Work through the material below and count the lines holding the word "color"; give that count and nothing more.

start SUPPLIED DATA

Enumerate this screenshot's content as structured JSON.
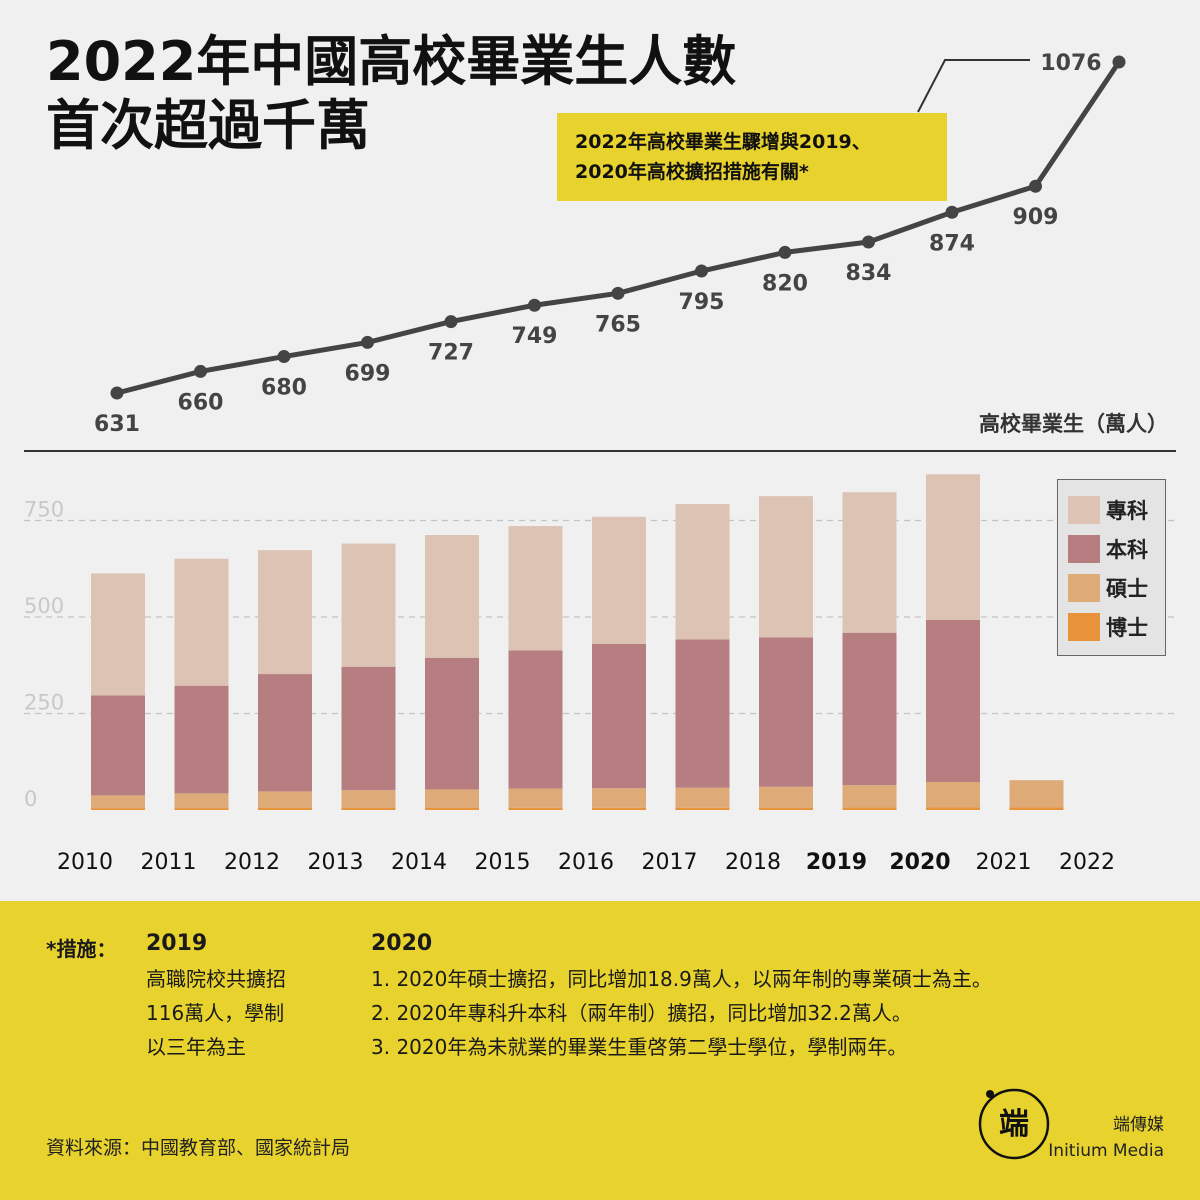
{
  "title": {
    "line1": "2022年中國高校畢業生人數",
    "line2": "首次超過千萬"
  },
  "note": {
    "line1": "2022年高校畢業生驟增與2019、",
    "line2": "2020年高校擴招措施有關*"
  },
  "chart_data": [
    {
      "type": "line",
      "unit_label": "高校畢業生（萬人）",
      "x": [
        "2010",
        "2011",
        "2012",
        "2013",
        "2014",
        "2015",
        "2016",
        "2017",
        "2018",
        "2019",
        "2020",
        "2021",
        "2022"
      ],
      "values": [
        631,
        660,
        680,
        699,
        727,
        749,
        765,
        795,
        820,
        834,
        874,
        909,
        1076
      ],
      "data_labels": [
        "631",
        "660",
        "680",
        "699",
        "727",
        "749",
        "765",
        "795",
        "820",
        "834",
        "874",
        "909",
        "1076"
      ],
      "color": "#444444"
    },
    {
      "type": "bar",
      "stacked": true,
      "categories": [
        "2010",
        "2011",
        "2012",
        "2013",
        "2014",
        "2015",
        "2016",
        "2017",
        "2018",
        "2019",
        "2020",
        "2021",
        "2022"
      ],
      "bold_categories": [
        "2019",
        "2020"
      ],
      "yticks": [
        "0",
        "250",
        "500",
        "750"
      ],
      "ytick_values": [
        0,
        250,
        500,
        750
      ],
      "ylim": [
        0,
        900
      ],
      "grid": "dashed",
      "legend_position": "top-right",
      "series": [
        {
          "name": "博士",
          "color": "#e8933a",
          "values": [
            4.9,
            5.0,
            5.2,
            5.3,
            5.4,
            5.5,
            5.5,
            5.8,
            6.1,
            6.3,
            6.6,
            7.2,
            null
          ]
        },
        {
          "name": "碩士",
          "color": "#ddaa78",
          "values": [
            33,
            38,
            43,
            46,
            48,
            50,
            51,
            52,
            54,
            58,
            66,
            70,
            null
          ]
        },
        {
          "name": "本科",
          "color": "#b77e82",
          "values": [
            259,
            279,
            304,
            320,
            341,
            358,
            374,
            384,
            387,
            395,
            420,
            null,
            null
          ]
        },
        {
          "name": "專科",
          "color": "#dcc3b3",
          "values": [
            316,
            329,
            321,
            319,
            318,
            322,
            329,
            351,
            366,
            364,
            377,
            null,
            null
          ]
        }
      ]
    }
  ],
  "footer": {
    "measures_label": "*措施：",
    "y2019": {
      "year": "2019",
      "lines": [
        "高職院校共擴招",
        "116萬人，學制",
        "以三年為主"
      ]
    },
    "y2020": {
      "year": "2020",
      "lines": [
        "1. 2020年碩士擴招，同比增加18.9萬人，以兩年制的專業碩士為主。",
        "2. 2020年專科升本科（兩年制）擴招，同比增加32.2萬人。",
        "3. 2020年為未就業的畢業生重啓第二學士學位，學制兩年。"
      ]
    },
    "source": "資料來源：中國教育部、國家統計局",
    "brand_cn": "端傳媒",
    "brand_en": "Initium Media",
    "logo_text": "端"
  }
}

end SUPPLIED DATA

> ANSWER:
5